-- START Excerpted records --

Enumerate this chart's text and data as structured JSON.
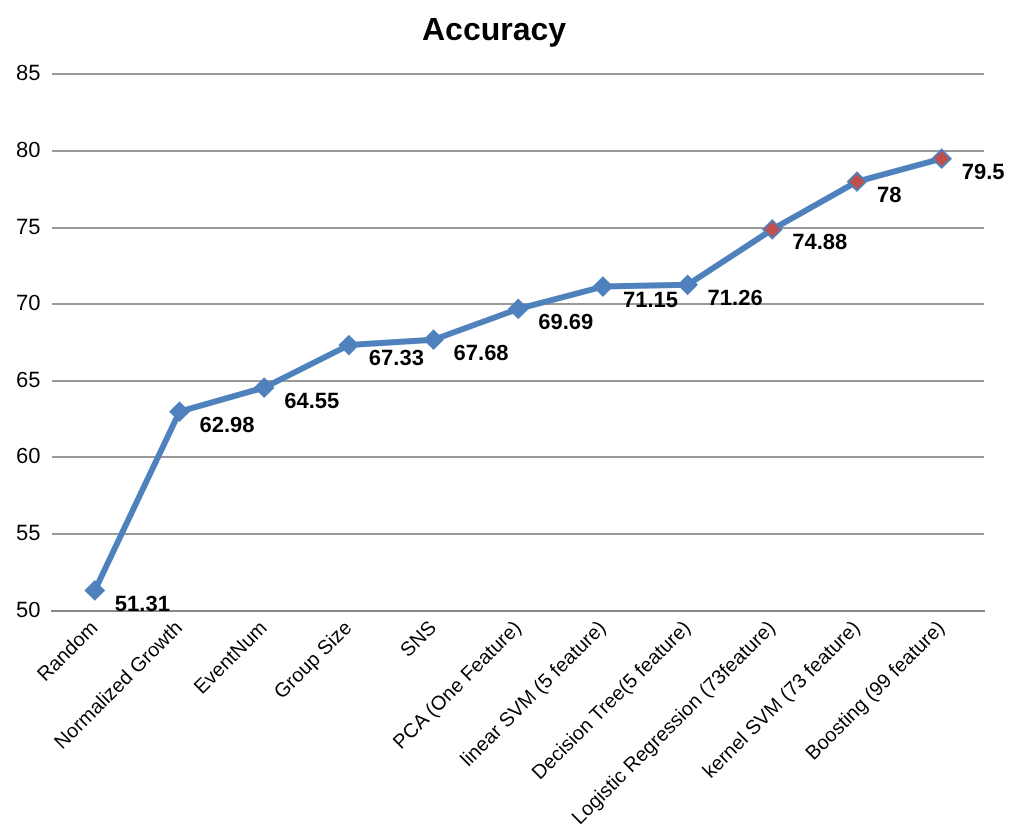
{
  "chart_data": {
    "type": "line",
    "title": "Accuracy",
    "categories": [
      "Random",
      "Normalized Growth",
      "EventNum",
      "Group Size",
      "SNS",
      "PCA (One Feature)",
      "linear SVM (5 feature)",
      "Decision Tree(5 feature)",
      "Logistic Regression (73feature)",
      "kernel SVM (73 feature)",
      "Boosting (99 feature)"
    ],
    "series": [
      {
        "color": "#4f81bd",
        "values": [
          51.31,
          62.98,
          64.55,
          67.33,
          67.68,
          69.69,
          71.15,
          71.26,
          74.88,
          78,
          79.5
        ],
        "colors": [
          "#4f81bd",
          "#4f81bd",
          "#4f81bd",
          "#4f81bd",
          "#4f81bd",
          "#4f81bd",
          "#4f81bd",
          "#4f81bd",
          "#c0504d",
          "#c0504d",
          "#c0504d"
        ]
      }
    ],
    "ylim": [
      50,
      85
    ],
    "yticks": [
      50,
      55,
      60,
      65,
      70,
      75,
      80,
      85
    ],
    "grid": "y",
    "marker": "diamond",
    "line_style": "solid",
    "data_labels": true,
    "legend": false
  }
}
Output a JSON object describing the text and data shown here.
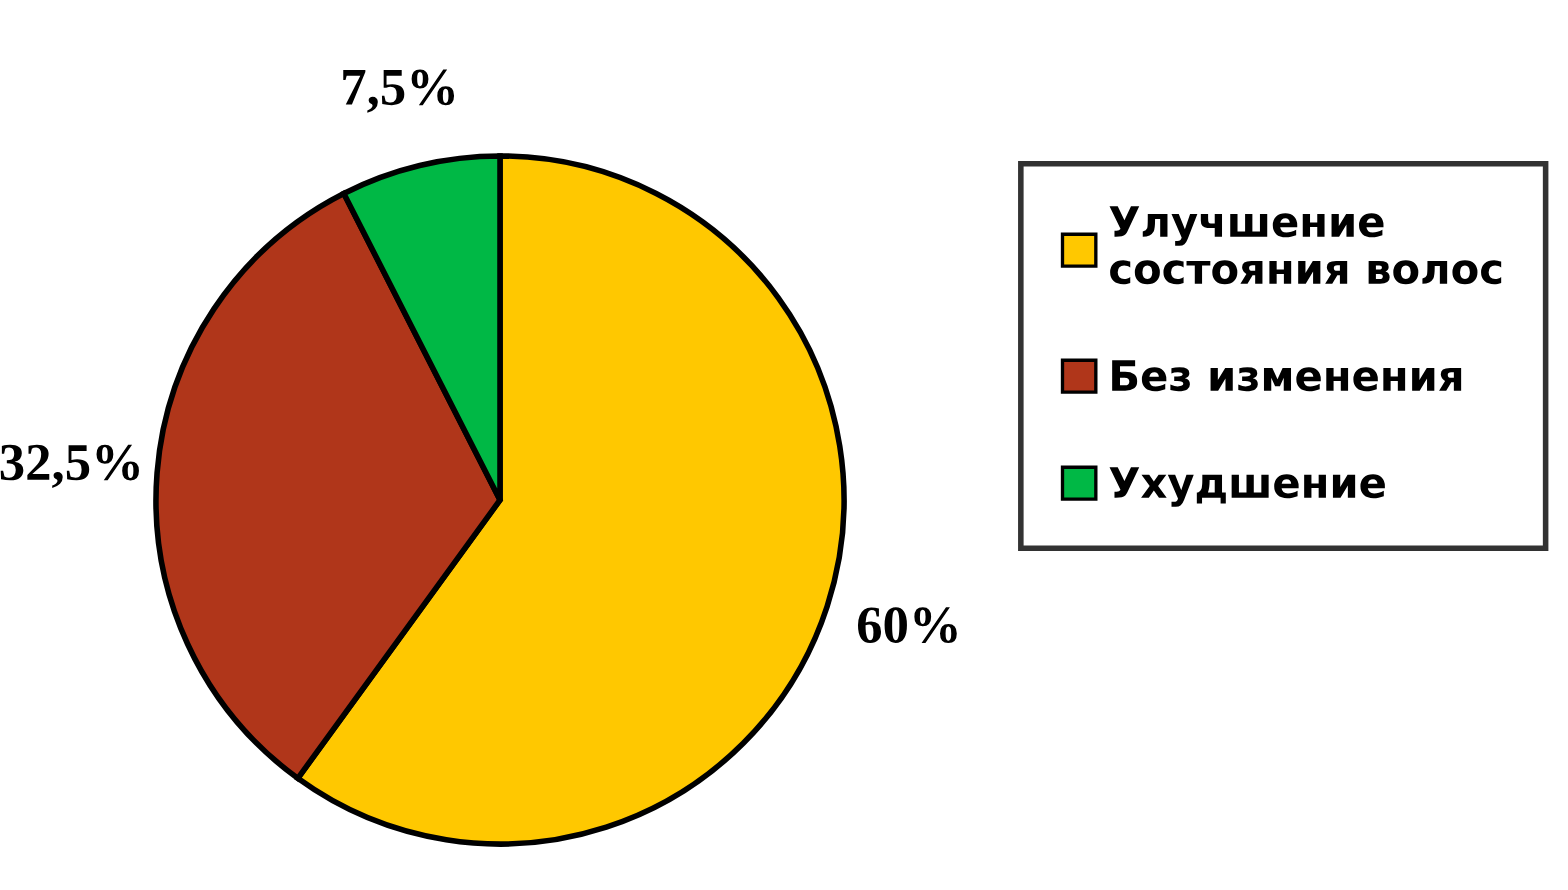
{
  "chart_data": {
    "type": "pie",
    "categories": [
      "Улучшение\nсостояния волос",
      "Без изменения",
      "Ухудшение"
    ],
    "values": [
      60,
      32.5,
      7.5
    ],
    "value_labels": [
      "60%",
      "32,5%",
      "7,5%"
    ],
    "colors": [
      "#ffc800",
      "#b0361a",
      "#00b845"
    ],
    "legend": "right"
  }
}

-- END Excerpted records --

■ Exercise requirements ■
Make an exact copy of the data, leaving its pictures out.

■ Answer for this exercise ■
Enumerate this chart's text and data as structured JSON.
{
  "chart_data": {
    "type": "line",
    "title": "Accuracy",
    "categories": [
      "Random",
      "Normalized Growth",
      "EventNum",
      "Group Size",
      "SNS",
      "PCA (One Feature)",
      "linear SVM (5 feature)",
      "Decision Tree(5 feature)",
      "Logistic Regression (73feature)",
      "kernel SVM (73 feature)",
      "Boosting (99 feature)"
    ],
    "series": [
      {
        "color": "#4f81bd",
        "values": [
          51.31,
          62.98,
          64.55,
          67.33,
          67.68,
          69.69,
          71.15,
          71.26,
          74.88,
          78,
          79.5
        ],
        "colors": [
          "#4f81bd",
          "#4f81bd",
          "#4f81bd",
          "#4f81bd",
          "#4f81bd",
          "#4f81bd",
          "#4f81bd",
          "#4f81bd",
          "#c0504d",
          "#c0504d",
          "#c0504d"
        ]
      }
    ],
    "ylim": [
      50,
      85
    ],
    "yticks": [
      50,
      55,
      60,
      65,
      70,
      75,
      80,
      85
    ],
    "grid": "y",
    "marker": "diamond",
    "line_style": "solid",
    "data_labels": true,
    "legend": false
  }
}
Output a JSON object describing the text and data shown here.
{
  "chart_data": {
    "type": "pie",
    "categories": [
      "Улучшение\nсостояния волос",
      "Без изменения",
      "Ухудшение"
    ],
    "values": [
      60,
      32.5,
      7.5
    ],
    "value_labels": [
      "60%",
      "32,5%",
      "7,5%"
    ],
    "colors": [
      "#ffc800",
      "#b0361a",
      "#00b845"
    ],
    "legend": "right"
  }
}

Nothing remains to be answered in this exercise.